##### The records

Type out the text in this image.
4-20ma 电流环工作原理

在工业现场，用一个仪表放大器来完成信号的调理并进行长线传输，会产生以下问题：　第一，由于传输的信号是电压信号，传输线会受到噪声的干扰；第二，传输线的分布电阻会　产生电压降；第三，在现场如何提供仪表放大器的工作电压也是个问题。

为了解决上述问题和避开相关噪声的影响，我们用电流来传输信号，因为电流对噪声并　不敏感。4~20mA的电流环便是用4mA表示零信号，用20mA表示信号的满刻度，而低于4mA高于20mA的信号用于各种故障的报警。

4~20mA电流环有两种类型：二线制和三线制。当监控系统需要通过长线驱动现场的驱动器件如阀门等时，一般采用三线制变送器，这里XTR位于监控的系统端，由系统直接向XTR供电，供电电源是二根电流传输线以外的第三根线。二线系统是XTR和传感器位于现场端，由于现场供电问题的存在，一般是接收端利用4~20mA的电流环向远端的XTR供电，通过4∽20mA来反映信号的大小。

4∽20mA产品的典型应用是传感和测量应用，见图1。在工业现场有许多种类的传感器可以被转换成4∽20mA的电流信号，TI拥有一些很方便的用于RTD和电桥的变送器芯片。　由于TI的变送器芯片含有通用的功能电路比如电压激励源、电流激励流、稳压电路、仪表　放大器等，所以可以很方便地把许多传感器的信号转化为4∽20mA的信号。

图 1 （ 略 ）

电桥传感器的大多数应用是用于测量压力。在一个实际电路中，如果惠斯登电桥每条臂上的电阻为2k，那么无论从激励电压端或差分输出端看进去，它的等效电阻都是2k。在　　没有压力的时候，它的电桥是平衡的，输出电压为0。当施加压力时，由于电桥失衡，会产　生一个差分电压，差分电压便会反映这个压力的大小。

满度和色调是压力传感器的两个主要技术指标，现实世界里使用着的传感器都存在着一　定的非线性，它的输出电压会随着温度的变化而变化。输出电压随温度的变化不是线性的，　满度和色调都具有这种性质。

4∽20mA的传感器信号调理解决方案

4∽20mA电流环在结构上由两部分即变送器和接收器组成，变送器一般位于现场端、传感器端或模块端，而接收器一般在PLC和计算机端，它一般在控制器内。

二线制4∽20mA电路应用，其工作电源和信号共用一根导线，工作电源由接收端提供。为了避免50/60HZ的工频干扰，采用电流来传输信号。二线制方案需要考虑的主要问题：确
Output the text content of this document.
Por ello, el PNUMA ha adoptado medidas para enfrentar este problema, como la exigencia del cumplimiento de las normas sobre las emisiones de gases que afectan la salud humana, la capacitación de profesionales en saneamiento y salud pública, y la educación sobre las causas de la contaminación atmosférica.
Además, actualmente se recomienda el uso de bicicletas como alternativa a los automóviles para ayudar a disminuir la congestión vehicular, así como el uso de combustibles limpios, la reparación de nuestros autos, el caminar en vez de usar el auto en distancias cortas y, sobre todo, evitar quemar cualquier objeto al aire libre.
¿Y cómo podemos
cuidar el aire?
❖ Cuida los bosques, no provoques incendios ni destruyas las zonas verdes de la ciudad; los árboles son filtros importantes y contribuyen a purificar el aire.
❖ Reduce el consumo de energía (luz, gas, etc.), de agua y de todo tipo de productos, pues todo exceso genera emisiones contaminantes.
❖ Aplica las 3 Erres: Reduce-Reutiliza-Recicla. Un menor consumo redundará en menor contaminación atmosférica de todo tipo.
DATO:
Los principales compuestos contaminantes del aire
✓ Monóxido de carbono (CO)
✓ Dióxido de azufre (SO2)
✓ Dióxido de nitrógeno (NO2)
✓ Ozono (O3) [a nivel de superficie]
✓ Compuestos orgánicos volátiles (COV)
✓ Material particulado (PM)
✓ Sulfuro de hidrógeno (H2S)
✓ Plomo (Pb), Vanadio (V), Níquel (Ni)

##########

*Stated goal*: Return the entries above exactly, each one complete.

*Response*:
Type out the text in this image.
4-20ma 电流环工作原理

在工业现场，用一个仪表放大器来完成信号的调理并进行长线传输，会产生以下问题：　第一，由于传输的信号是电压信号，传输线会受到噪声的干扰；第二，传输线的分布电阻会　产生电压降；第三，在现场如何提供仪表放大器的工作电压也是个问题。

为了解决上述问题和避开相关噪声的影响，我们用电流来传输信号，因为电流对噪声并　不敏感。4~20mA的电流环便是用4mA表示零信号，用20mA表示信号的满刻度，而低于4mA高于20mA的信号用于各种故障的报警。

4~20mA电流环有两种类型：二线制和三线制。当监控系统需要通过长线驱动现场的驱动器件如阀门等时，一般采用三线制变送器，这里XTR位于监控的系统端，由系统直接向XTR供电，供电电源是二根电流传输线以外的第三根线。二线系统是XTR和传感器位于现场端，由于现场供电问题的存在，一般是接收端利用4~20mA的电流环向远端的XTR供电，通过4∽20mA来反映信号的大小。

4∽20mA产品的典型应用是传感和测量应用，见图1。在工业现场有许多种类的传感器可以被转换成4∽20mA的电流信号，TI拥有一些很方便的用于RTD和电桥的变送器芯片。　由于TI的变送器芯片含有通用的功能电路比如电压激励源、电流激励流、稳压电路、仪表　放大器等，所以可以很方便地把许多传感器的信号转化为4∽20mA的信号。

图 1 （ 略 ）

电桥传感器的大多数应用是用于测量压力。在一个实际电路中，如果惠斯登电桥每条臂上的电阻为2k，那么无论从激励电压端或差分输出端看进去，它的等效电阻都是2k。在　　没有压力的时候，它的电桥是平衡的，输出电压为0。当施加压力时，由于电桥失衡，会产　生一个差分电压，差分电压便会反映这个压力的大小。

满度和色调是压力传感器的两个主要技术指标，现实世界里使用着的传感器都存在着一　定的非线性，它的输出电压会随着温度的变化而变化。输出电压随温度的变化不是线性的，　满度和色调都具有这种性质。

4∽20mA的传感器信号调理解决方案

4∽20mA电流环在结构上由两部分即变送器和接收器组成，变送器一般位于现场端、传感器端或模块端，而接收器一般在PLC和计算机端，它一般在控制器内。

二线制4∽20mA电路应用，其工作电源和信号共用一根导线，工作电源由接收端提供。为了避免50/60HZ的工频干扰，采用电流来传输信号。二线制方案需要考虑的主要问题：确
Output the text content of this document.
Por ello, el PNUMA ha adoptado medidas para enfrentar este problema, como la exigencia del cumplimiento de las normas sobre las emisiones de gases que afectan la salud humana, la capacitación de profesionales en saneamiento y salud pública, y la educación sobre las causas de la contaminación atmosférica.
Además, actualmente se recomienda el uso de bicicletas como alternativa a los automóviles para ayudar a disminuir la congestión vehicular, así como el uso de combustibles limpios, la reparación de nuestros autos, el caminar en vez de usar el auto en distancias cortas y, sobre todo, evitar quemar cualquier objeto al aire libre.
¿Y cómo podemos
cuidar el aire?
❖ Cuida los bosques, no provoques incendios ni destruyas las zonas verdes de la ciudad; los árboles son filtros importantes y contribuyen a purificar el aire.
❖ Reduce el consumo de energía (luz, gas, etc.), de agua y de todo tipo de productos, pues todo exceso genera emisiones contaminantes.
❖ Aplica las 3 Erres: Reduce-Reutiliza-Recicla. Un menor consumo redundará en menor contaminación atmosférica de todo tipo.
DATO:
Los principales compuestos contaminantes del aire
✓ Monóxido de carbono (CO)
✓ Dióxido de azufre (SO2)
✓ Dióxido de nitrógeno (NO2)
✓ Ozono (O3) [a nivel de superficie]
✓ Compuestos orgánicos volátiles (COV)
✓ Material particulado (PM)
✓ Sulfuro de hidrógeno (H2S)
✓ Plomo (Pb), Vanadio (V), Níquel (Ni)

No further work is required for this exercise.